## Input data

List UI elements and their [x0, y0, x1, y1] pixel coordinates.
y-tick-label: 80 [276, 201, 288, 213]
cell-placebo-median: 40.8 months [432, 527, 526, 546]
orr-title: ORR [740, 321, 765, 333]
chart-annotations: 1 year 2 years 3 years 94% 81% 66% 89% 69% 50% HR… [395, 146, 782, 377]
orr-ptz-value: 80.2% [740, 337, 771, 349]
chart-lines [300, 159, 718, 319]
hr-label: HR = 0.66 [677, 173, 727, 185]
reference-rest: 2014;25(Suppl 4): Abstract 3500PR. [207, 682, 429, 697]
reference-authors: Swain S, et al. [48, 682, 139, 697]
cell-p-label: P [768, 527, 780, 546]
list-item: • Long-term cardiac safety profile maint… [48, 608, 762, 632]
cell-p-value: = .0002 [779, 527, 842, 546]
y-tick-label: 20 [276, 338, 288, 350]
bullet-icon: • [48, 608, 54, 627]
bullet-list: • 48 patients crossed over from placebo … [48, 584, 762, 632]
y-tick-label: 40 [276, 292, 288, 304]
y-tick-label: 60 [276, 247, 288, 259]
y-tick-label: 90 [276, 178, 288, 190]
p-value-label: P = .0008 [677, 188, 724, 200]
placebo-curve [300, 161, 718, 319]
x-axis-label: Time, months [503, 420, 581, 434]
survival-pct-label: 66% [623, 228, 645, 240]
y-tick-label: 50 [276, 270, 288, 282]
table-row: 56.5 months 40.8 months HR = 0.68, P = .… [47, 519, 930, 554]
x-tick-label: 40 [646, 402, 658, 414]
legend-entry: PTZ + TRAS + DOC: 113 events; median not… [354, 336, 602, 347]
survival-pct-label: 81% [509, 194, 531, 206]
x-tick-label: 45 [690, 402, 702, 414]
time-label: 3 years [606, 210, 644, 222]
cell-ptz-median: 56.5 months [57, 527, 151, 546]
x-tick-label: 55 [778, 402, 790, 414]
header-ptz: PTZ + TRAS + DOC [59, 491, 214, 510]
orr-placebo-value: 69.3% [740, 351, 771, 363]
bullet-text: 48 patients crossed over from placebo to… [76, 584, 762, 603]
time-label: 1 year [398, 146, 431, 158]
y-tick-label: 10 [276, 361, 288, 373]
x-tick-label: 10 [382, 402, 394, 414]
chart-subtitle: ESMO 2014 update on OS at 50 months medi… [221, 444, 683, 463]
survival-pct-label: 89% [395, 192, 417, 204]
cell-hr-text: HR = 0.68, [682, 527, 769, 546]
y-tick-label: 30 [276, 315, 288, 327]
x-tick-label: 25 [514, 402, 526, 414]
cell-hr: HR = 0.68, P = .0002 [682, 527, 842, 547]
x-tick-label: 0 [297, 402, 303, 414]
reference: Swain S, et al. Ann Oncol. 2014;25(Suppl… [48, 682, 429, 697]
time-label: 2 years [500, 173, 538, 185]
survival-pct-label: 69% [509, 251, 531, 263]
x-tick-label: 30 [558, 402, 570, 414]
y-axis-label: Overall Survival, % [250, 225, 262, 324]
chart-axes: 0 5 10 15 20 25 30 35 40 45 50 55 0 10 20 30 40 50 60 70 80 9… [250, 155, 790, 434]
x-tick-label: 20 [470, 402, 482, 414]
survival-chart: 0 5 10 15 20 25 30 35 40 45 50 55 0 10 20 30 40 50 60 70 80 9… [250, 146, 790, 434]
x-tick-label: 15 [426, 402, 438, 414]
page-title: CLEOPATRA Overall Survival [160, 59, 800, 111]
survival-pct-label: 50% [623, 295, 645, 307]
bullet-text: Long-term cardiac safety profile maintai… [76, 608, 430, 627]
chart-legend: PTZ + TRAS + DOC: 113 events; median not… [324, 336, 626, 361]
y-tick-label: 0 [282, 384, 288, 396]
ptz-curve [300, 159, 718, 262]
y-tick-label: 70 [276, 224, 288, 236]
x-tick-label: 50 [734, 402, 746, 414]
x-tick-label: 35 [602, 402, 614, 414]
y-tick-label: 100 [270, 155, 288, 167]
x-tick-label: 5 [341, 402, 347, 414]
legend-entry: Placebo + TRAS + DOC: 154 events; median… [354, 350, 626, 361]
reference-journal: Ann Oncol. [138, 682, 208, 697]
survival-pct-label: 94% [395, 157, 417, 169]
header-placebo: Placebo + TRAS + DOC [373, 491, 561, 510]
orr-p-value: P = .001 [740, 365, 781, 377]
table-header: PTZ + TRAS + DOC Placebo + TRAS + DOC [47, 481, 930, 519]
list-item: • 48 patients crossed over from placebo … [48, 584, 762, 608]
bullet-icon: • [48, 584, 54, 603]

## Work order
Your task is to find each line in the entries that contains the string "header" and copy it.

## Written solution
header-ptz: PTZ + TRAS + DOC [59, 491, 214, 510]
header-placebo: Placebo + TRAS + DOC [373, 491, 561, 510]
table-header: PTZ + TRAS + DOC Placebo + TRAS + DOC [47, 481, 930, 519]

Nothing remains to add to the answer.